-- START Records provided --

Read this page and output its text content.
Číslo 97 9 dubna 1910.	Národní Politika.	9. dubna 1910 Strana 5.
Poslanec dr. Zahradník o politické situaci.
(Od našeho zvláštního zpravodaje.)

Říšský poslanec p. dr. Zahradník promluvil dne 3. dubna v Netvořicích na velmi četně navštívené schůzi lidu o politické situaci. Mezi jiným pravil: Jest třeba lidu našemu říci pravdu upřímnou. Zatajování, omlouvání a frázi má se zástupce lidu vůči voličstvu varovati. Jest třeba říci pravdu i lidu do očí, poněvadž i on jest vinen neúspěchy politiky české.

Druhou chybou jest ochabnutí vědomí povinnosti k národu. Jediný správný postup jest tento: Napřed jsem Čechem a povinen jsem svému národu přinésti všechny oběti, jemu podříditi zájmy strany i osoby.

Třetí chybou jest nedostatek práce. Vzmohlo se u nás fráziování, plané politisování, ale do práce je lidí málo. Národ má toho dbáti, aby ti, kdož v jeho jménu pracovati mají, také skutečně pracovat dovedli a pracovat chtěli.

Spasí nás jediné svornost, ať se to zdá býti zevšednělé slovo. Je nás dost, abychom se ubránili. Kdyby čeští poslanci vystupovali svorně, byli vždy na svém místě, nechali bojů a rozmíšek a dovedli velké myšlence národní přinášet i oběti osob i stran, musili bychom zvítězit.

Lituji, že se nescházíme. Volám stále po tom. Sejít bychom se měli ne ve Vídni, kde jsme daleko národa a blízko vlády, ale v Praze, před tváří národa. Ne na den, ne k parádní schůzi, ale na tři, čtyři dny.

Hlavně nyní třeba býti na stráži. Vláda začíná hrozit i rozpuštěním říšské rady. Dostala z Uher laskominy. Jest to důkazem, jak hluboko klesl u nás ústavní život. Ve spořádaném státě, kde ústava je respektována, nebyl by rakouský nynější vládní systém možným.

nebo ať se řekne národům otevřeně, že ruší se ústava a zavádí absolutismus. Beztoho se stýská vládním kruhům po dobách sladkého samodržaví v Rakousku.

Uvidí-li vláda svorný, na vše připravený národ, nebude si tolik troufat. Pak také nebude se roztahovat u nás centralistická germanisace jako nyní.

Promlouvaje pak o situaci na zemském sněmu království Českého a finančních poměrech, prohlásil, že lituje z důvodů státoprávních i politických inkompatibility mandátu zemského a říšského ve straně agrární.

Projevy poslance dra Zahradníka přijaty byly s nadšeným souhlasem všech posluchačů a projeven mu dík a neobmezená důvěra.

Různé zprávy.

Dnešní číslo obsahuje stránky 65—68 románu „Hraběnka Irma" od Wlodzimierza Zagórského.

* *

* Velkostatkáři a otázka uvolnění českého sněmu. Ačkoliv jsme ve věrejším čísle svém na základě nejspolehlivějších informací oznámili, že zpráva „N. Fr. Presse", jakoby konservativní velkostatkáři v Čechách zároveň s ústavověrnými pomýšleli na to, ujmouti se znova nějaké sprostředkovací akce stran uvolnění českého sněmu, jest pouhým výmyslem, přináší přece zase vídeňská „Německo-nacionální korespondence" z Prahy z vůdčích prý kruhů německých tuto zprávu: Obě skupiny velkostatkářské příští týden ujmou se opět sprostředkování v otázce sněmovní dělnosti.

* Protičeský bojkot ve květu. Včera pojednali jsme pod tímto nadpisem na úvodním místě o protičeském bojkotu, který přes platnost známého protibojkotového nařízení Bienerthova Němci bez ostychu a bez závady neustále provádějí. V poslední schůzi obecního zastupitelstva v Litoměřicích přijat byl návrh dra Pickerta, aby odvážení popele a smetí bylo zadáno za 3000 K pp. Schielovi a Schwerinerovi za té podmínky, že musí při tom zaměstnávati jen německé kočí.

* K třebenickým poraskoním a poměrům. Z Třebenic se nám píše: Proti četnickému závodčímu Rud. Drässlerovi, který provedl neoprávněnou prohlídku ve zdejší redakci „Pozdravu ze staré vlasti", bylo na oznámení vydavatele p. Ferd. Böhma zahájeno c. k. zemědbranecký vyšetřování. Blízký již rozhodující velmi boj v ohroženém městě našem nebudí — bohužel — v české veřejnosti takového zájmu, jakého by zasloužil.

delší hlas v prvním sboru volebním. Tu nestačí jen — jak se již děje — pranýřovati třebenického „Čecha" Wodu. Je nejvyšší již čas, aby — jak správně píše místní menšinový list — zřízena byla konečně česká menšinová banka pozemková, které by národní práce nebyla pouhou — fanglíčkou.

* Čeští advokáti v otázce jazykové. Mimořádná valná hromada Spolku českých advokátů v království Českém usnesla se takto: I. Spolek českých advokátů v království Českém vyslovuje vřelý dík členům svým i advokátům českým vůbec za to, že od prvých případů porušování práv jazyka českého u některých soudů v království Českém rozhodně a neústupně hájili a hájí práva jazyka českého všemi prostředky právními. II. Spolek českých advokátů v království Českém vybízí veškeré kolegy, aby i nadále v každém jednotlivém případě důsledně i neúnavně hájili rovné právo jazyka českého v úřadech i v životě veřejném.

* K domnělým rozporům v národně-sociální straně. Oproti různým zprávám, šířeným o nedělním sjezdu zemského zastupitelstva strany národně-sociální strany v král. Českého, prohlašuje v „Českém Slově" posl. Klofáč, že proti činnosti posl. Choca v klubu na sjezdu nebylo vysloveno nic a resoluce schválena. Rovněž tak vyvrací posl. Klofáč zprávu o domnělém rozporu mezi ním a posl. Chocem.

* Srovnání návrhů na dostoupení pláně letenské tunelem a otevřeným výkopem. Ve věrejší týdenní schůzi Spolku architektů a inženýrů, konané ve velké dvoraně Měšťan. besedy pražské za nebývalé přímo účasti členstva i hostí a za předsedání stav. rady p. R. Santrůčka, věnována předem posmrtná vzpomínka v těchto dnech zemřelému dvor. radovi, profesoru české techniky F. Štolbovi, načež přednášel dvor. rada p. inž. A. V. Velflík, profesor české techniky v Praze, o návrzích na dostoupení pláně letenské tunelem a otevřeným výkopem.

-- END Records provided --
-- START Records provided --

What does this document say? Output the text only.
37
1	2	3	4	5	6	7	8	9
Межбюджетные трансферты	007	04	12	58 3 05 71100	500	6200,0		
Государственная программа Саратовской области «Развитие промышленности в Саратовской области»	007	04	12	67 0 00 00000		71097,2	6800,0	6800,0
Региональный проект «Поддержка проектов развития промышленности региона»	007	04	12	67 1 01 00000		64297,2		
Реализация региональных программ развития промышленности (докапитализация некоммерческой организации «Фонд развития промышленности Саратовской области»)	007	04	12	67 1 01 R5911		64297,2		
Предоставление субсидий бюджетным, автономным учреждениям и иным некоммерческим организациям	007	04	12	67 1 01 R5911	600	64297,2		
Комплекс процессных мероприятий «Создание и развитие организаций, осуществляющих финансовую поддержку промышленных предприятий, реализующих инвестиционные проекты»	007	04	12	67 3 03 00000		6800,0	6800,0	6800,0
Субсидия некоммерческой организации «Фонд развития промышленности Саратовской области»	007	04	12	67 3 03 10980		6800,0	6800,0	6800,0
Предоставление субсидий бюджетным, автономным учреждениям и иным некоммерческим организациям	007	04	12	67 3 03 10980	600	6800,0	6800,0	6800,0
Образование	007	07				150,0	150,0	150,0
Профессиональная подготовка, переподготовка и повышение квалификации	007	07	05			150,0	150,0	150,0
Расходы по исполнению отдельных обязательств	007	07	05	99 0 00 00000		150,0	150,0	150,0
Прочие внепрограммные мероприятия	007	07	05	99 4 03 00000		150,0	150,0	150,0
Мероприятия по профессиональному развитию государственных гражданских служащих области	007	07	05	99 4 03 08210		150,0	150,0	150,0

-- END Records provided --

### Instructions for the task
Check each line of the records above for the string "situaci", and report every line that has it.

### Result of this exercise
Poslanec dr. Zahradník o politické situaci.
Říšský poslanec p. dr. Zahradník promluvil dne 3. dubna v Netvořicích na velmi četně navštívené schůzi lidu o politické situaci. Mezi jiným pravil: Jest třeba lidu našemu říci pravdu upřímnou. Zatajování, omlouvání a frázi má se zástupce lidu vůči voličstvu varovati. Jest třeba říci pravdu i lidu do očí, poněvadž i on jest vinen neúspěchy politiky české.
Promlouvaje pak o situaci na zemském sněmu království Českého a finančních poměrech, prohlásil, že lituje z důvodů státoprávních i politických inkompatibility mandátu zemského a říšského ve straně agrární.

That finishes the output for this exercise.